**Task directions:** Repeat every line of the listing below exactly, minus the pictures.

-- Information provided start --

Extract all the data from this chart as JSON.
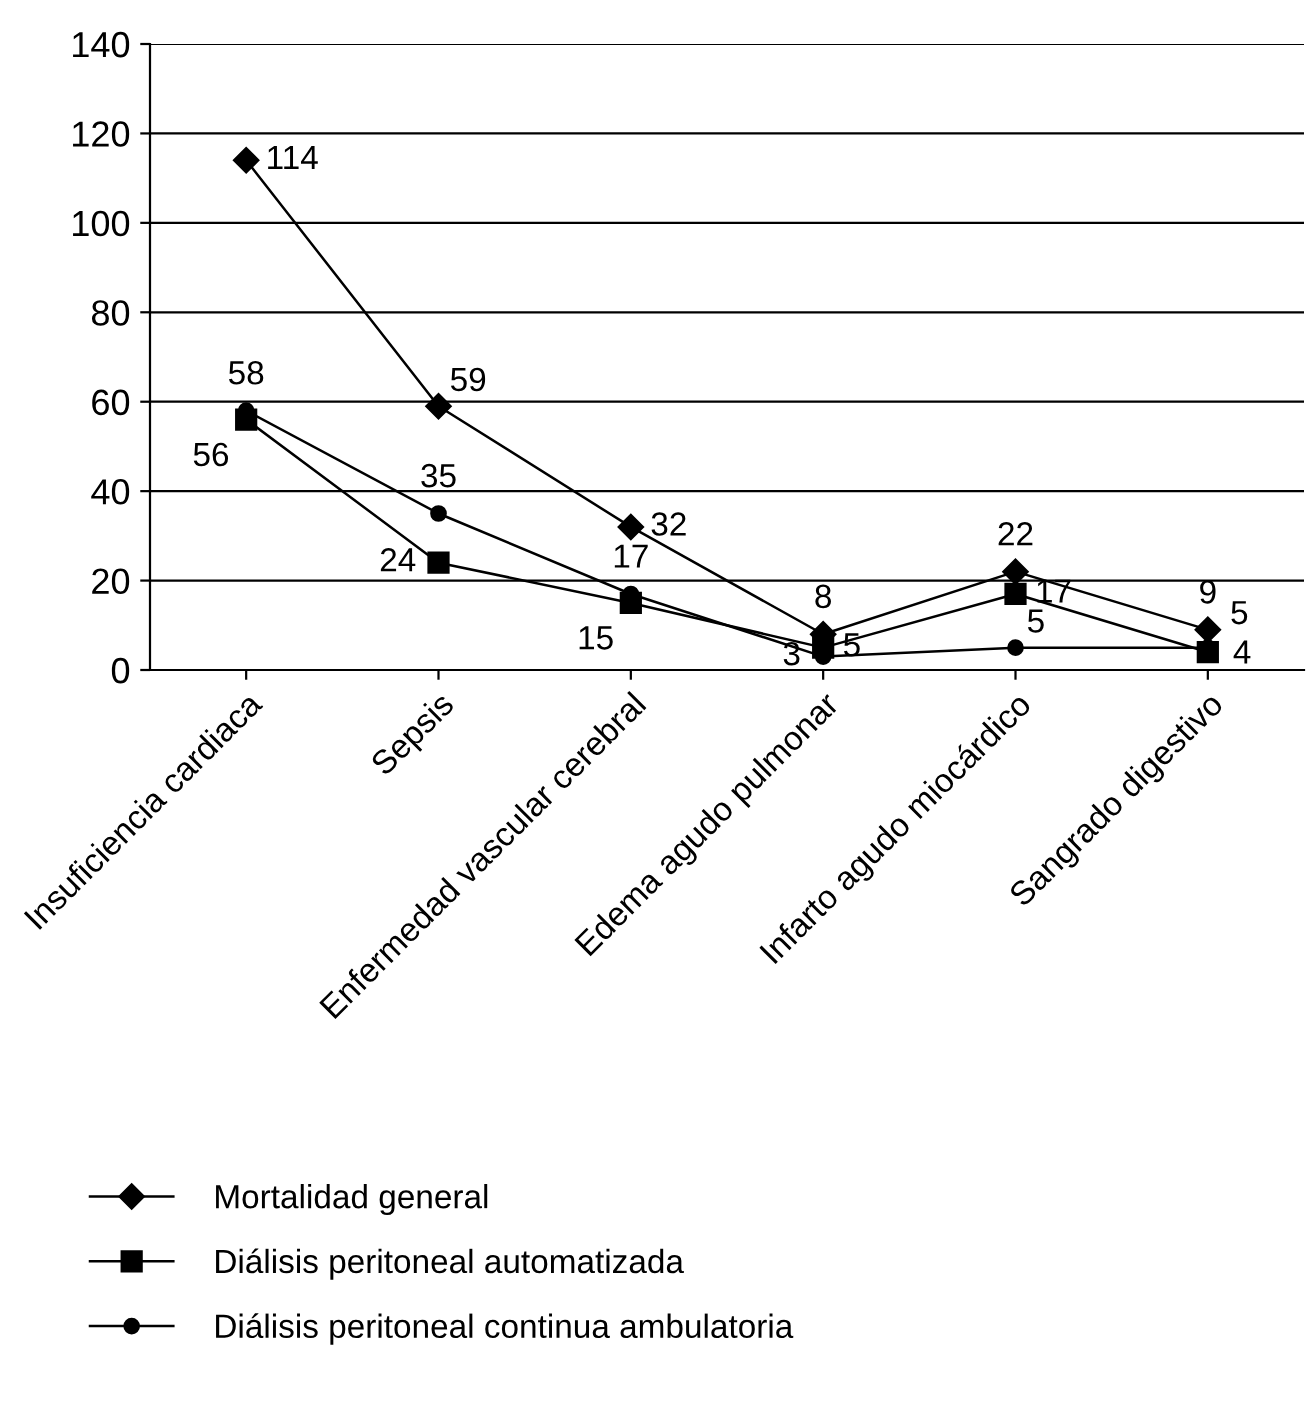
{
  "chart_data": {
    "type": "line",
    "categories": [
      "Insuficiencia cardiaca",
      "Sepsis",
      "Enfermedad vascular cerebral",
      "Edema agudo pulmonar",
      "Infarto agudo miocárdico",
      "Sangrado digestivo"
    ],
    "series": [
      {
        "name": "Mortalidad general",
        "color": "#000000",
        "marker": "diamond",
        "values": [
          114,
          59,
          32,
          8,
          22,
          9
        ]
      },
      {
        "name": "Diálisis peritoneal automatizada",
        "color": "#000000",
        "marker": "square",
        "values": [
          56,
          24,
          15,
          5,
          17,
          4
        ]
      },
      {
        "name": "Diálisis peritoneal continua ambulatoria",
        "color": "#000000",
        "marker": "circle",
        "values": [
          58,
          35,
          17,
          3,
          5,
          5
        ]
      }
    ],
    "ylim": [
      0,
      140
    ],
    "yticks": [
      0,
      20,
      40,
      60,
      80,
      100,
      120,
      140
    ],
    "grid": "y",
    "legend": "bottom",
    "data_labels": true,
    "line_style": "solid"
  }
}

-- Information provided end --

**Completed exercise:**
Extract all the data from this chart as JSON.
{
  "chart_data": {
    "type": "line",
    "categories": [
      "Insuficiencia cardiaca",
      "Sepsis",
      "Enfermedad vascular cerebral",
      "Edema agudo pulmonar",
      "Infarto agudo miocárdico",
      "Sangrado digestivo"
    ],
    "series": [
      {
        "name": "Mortalidad general",
        "color": "#000000",
        "marker": "diamond",
        "values": [
          114,
          59,
          32,
          8,
          22,
          9
        ]
      },
      {
        "name": "Diálisis peritoneal automatizada",
        "color": "#000000",
        "marker": "square",
        "values": [
          56,
          24,
          15,
          5,
          17,
          4
        ]
      },
      {
        "name": "Diálisis peritoneal continua ambulatoria",
        "color": "#000000",
        "marker": "circle",
        "values": [
          58,
          35,
          17,
          3,
          5,
          5
        ]
      }
    ],
    "ylim": [
      0,
      140
    ],
    "yticks": [
      0,
      20,
      40,
      60,
      80,
      100,
      120,
      140
    ],
    "grid": "y",
    "legend": "bottom",
    "data_labels": true,
    "line_style": "solid"
  }
}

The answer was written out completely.